WHAT IS NEEDED: You are to retype all of the data exactly as it appears.

SUPPLIED ENTRIES:
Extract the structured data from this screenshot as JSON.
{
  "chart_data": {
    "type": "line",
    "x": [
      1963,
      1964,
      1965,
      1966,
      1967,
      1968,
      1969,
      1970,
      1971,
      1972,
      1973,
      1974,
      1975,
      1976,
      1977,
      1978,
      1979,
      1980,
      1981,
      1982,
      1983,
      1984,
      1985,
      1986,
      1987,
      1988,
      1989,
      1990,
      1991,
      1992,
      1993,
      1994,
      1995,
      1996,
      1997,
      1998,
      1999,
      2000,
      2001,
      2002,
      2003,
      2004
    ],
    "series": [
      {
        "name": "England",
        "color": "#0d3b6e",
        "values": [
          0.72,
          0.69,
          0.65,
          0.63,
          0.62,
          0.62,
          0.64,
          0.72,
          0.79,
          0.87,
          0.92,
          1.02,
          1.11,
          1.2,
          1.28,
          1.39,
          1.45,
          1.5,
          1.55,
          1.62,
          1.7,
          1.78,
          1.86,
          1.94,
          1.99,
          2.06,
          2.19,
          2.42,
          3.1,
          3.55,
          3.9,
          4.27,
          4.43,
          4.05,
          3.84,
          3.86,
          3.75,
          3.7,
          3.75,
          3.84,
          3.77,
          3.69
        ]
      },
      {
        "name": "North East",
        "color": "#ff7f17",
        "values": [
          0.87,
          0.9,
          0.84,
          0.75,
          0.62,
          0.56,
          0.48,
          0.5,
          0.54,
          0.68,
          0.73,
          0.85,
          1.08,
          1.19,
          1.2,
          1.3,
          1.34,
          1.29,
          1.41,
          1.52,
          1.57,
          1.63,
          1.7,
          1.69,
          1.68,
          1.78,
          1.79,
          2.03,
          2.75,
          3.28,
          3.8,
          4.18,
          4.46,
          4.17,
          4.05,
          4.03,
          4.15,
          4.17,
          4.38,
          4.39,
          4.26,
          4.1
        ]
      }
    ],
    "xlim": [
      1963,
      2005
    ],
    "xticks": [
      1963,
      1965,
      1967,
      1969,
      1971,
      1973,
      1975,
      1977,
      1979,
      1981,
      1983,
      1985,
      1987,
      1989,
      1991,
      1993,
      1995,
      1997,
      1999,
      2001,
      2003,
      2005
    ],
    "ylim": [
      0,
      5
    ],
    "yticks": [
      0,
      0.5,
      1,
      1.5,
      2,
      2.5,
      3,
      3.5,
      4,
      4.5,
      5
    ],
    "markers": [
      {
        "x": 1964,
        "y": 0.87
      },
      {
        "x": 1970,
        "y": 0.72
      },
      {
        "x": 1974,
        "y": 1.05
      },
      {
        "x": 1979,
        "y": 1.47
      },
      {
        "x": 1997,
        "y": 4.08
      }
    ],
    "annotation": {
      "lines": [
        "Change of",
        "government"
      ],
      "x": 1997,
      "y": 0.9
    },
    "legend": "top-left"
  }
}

TASK ANSWER:
Extract the structured data from this screenshot as JSON.
{
  "chart_data": {
    "type": "line",
    "x": [
      1963,
      1964,
      1965,
      1966,
      1967,
      1968,
      1969,
      1970,
      1971,
      1972,
      1973,
      1974,
      1975,
      1976,
      1977,
      1978,
      1979,
      1980,
      1981,
      1982,
      1983,
      1984,
      1985,
      1986,
      1987,
      1988,
      1989,
      1990,
      1991,
      1992,
      1993,
      1994,
      1995,
      1996,
      1997,
      1998,
      1999,
      2000,
      2001,
      2002,
      2003,
      2004
    ],
    "series": [
      {
        "name": "England",
        "color": "#0d3b6e",
        "values": [
          0.72,
          0.69,
          0.65,
          0.63,
          0.62,
          0.62,
          0.64,
          0.72,
          0.79,
          0.87,
          0.92,
          1.02,
          1.11,
          1.2,
          1.28,
          1.39,
          1.45,
          1.5,
          1.55,
          1.62,
          1.7,
          1.78,
          1.86,
          1.94,
          1.99,
          2.06,
          2.19,
          2.42,
          3.1,
          3.55,
          3.9,
          4.27,
          4.43,
          4.05,
          3.84,
          3.86,
          3.75,
          3.7,
          3.75,
          3.84,
          3.77,
          3.69
        ]
      },
      {
        "name": "North East",
        "color": "#ff7f17",
        "values": [
          0.87,
          0.9,
          0.84,
          0.75,
          0.62,
          0.56,
          0.48,
          0.5,
          0.54,
          0.68,
          0.73,
          0.85,
          1.08,
          1.19,
          1.2,
          1.3,
          1.34,
          1.29,
          1.41,
          1.52,
          1.57,
          1.63,
          1.7,
          1.69,
          1.68,
          1.78,
          1.79,
          2.03,
          2.75,
          3.28,
          3.8,
          4.18,
          4.46,
          4.17,
          4.05,
          4.03,
          4.15,
          4.17,
          4.38,
          4.39,
          4.26,
          4.1
        ]
      }
    ],
    "xlim": [
      1963,
      2005
    ],
    "xticks": [
      1963,
      1965,
      1967,
      1969,
      1971,
      1973,
      1975,
      1977,
      1979,
      1981,
      1983,
      1985,
      1987,
      1989,
      1991,
      1993,
      1995,
      1997,
      1999,
      2001,
      2003,
      2005
    ],
    "ylim": [
      0,
      5
    ],
    "yticks": [
      0,
      0.5,
      1,
      1.5,
      2,
      2.5,
      3,
      3.5,
      4,
      4.5,
      5
    ],
    "markers": [
      {
        "x": 1964,
        "y": 0.87
      },
      {
        "x": 1970,
        "y": 0.72
      },
      {
        "x": 1974,
        "y": 1.05
      },
      {
        "x": 1979,
        "y": 1.47
      },
      {
        "x": 1997,
        "y": 4.08
      }
    ],
    "annotation": {
      "lines": [
        "Change of",
        "government"
      ],
      "x": 1997,
      "y": 0.9
    },
    "legend": "top-left"
  }
}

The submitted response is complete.